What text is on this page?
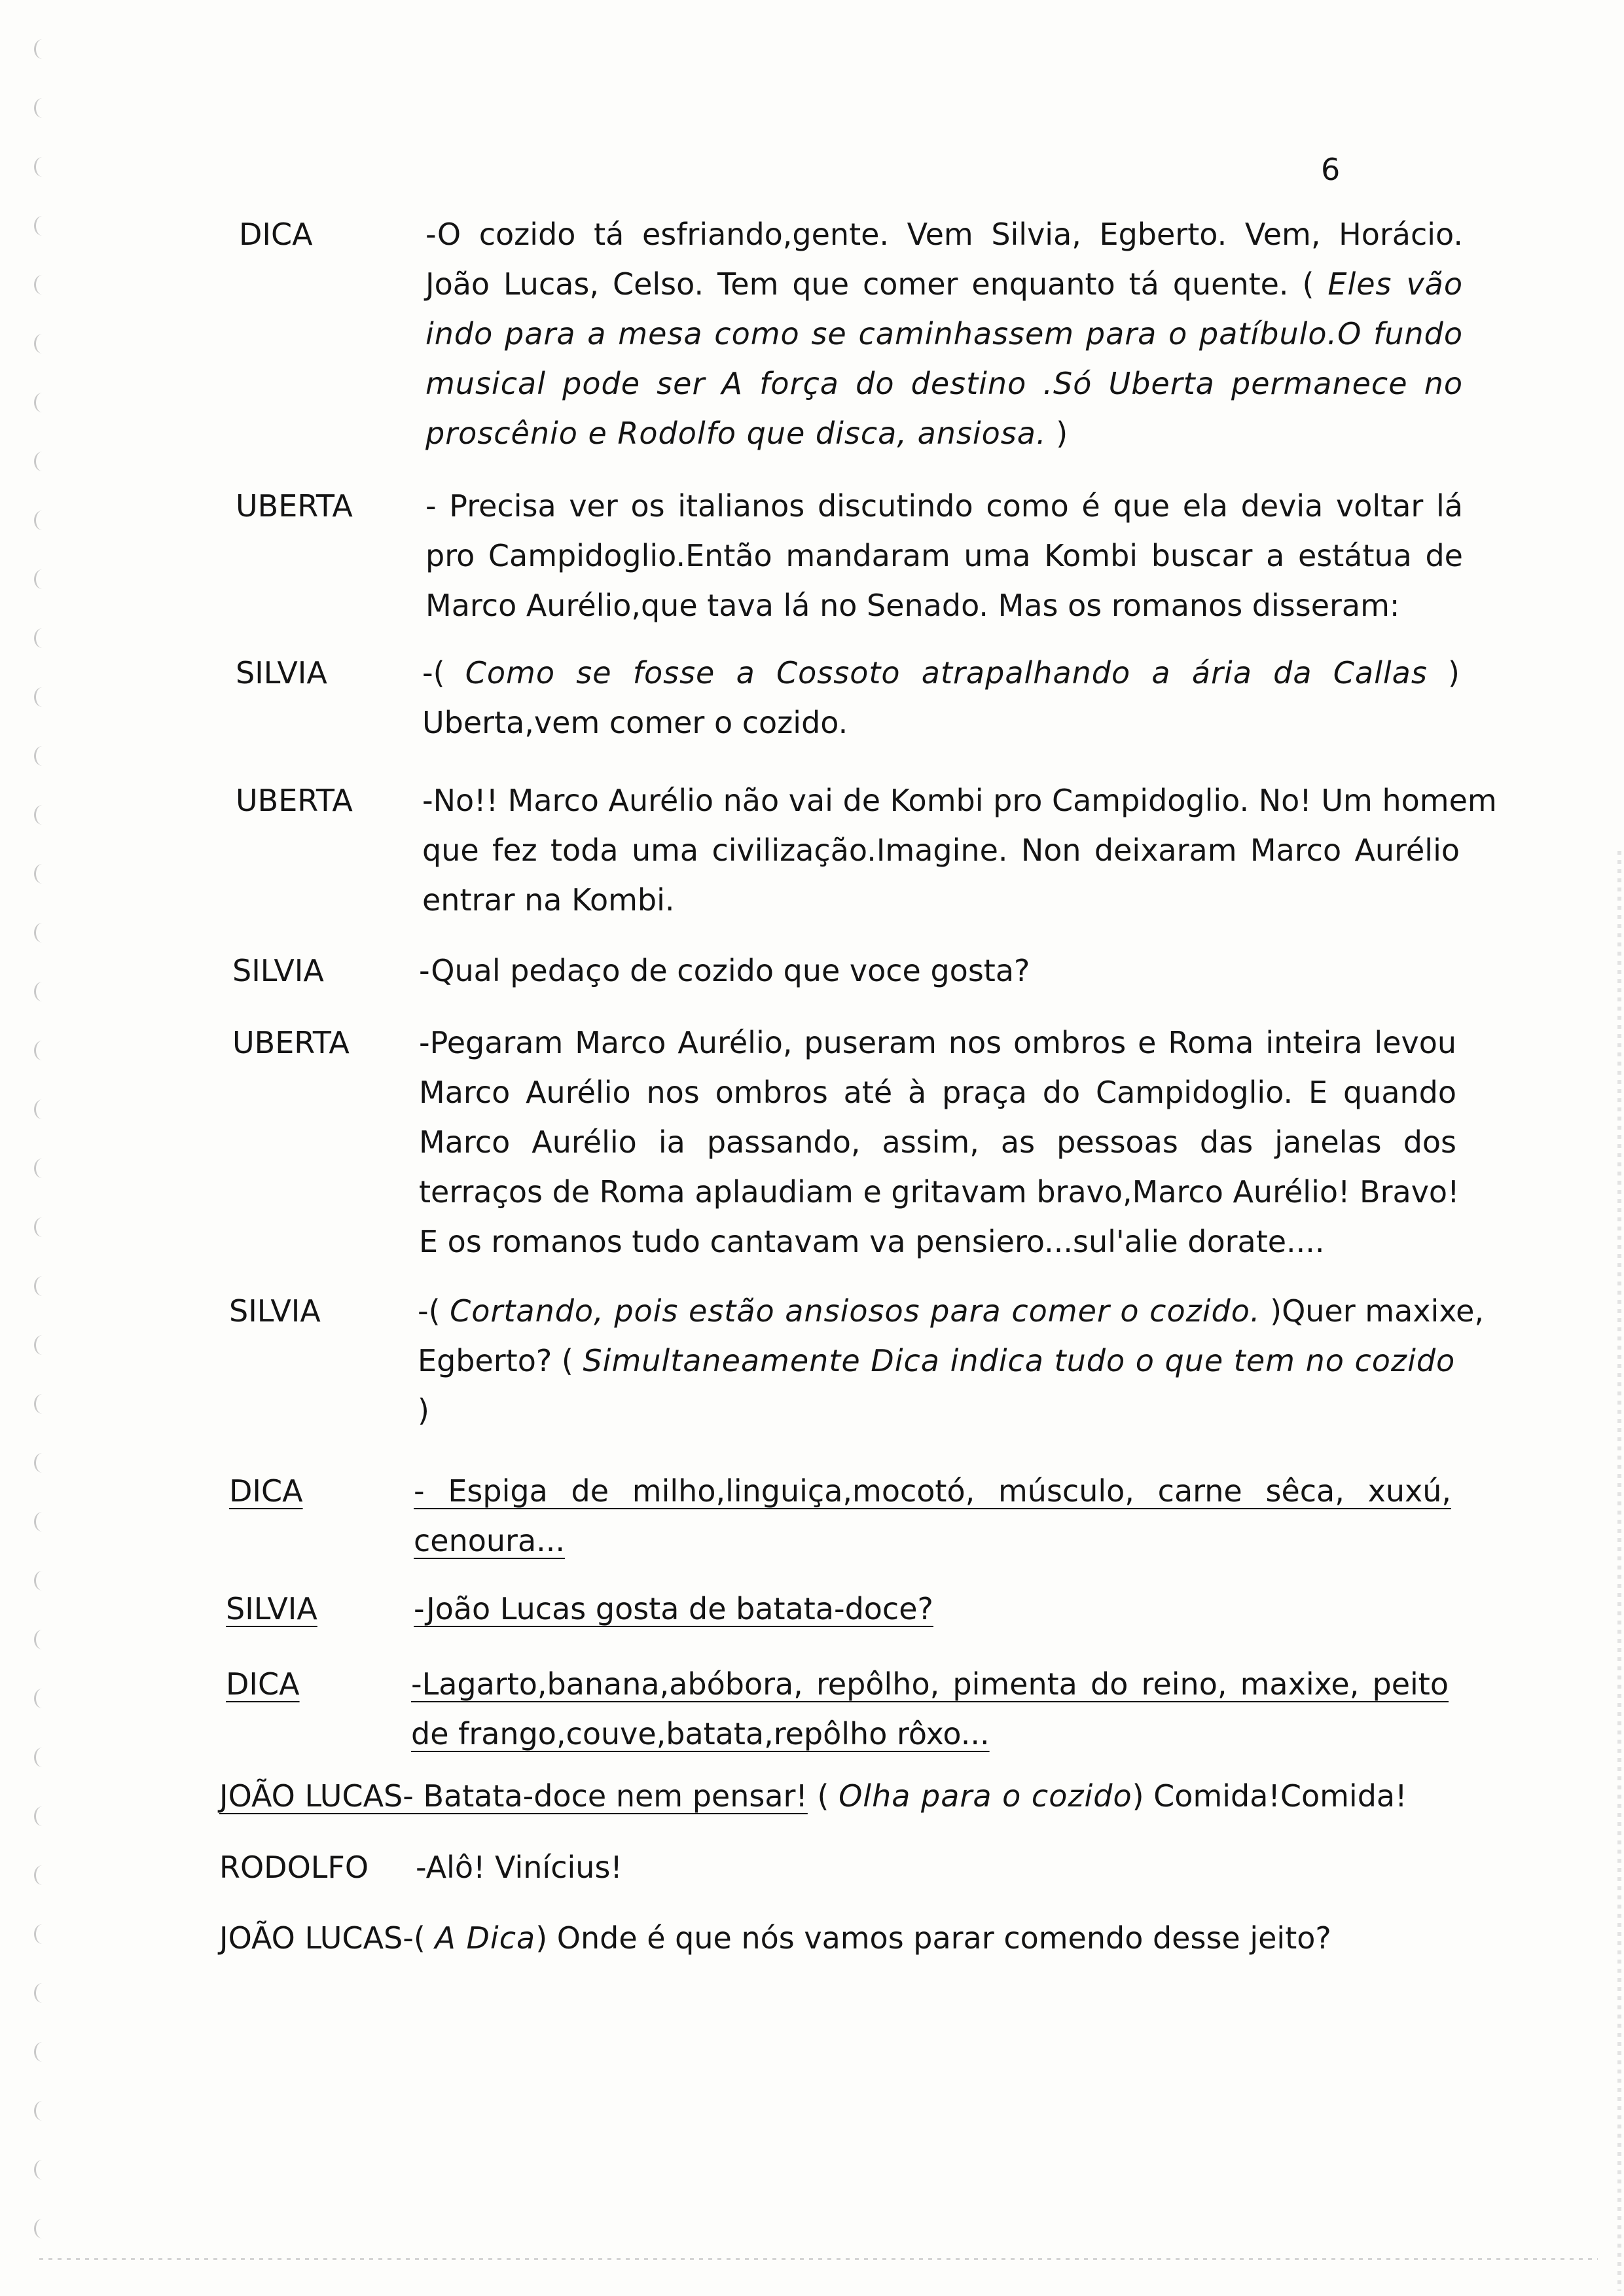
6
DICA	-O cozido tá esfriando,gente. Vem Silvia, Egberto. Vem, Horácio.
João Lucas, Celso. Tem que comer enquanto tá quente. ( Eles vão
indo para a mesa como se caminhassem para o patíbulo.O fundo
musical pode ser A força do destino .Só Uberta permanece no
proscênio e Rodolfo que disca, ansiosa. )
UBERTA - Precisa ver os italianos discutindo como é que ela devia voltar lá
pro Campidoglio.Então mandaram uma Kombi buscar a estátua de
Marco Aurélio,que tava lá no Senado. Mas os romanos disseram:
SILVIA	-( Como se fosse a Cossoto atrapalhando a ária da Callas )
Uberta,vem comer o cozido.
UBERTA -No!! Marco Aurélio não vai de Kombi pro Campidoglio. No! Um homem
que fez toda uma civilização.Imagine. Non deixaram Marco Aurélio
entrar na Kombi.
SILVIA	-Qual pedaço de cozido que voce gosta?
UBERTA -Pegaram Marco Aurélio, puseram nos ombros e Roma inteira levou
Marco Aurélio nos ombros até à praça do Campidoglio. E quando
Marco Aurélio ia passando, assim, as pessoas das janelas dos
terraços de Roma aplaudiam e gritavam bravo,Marco Aurélio! Bravo!
E os romanos tudo cantavam va pensiero...sul'alie dorate....
SILVIA	-( Cortando, pois estão ansiosos para comer o cozido. )Quer maxixe,
Egberto? ( Simultaneamente Dica indica tudo o que tem no cozido
)
DICA	- Espiga de milho,linguiça,mocotó, músculo, carne sêca, xuxú,
cenoura...
SILVIA	-João Lucas gosta de batata-doce?
DICA	-Lagarto,banana,abóbora, repôlho, pimenta do reino, maxixe, peito
de frango,couve,batata,repôlho rôxo...
JOÃO LUCAS- Batata-doce nem pensar! ( Olha para o cozido) Comida!Comida!
RODOLFO -Alô! Vinícius!
JOÃO LUCAS-( A Dica) Onde é que nós vamos parar comendo desse jeito?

# # # # # # #

Reproduce the listing word for word and omit its pictures.

What text is on this page?
6
DICA	-O cozido tá esfriando,gente. Vem Silvia, Egberto. Vem, Horácio.
João Lucas, Celso. Tem que comer enquanto tá quente. ( Eles vão
indo para a mesa como se caminhassem para o patíbulo.O fundo
musical pode ser A força do destino .Só Uberta permanece no
proscênio e Rodolfo que disca, ansiosa. )
UBERTA - Precisa ver os italianos discutindo como é que ela devia voltar lá
pro Campidoglio.Então mandaram uma Kombi buscar a estátua de
Marco Aurélio,que tava lá no Senado. Mas os romanos disseram:
SILVIA	-( Como se fosse a Cossoto atrapalhando a ária da Callas )
Uberta,vem comer o cozido.
UBERTA -No!! Marco Aurélio não vai de Kombi pro Campidoglio. No! Um homem
que fez toda uma civilização.Imagine. Non deixaram Marco Aurélio
entrar na Kombi.
SILVIA	-Qual pedaço de cozido que voce gosta?
UBERTA -Pegaram Marco Aurélio, puseram nos ombros e Roma inteira levou
Marco Aurélio nos ombros até à praça do Campidoglio. E quando
Marco Aurélio ia passando, assim, as pessoas das janelas dos
terraços de Roma aplaudiam e gritavam bravo,Marco Aurélio! Bravo!
E os romanos tudo cantavam va pensiero...sul'alie dorate....
SILVIA	-( Cortando, pois estão ansiosos para comer o cozido. )Quer maxixe,
Egberto? ( Simultaneamente Dica indica tudo o que tem no cozido
)
DICA	- Espiga de milho,linguiça,mocotó, músculo, carne sêca, xuxú,
cenoura...
SILVIA	-João Lucas gosta de batata-doce?
DICA	-Lagarto,banana,abóbora, repôlho, pimenta do reino, maxixe, peito
de frango,couve,batata,repôlho rôxo...
JOÃO LUCAS- Batata-doce nem pensar! ( Olha para o cozido) Comida!Comida!
RODOLFO -Alô! Vinícius!
JOÃO LUCAS-( A Dica) Onde é que nós vamos parar comendo desse jeito?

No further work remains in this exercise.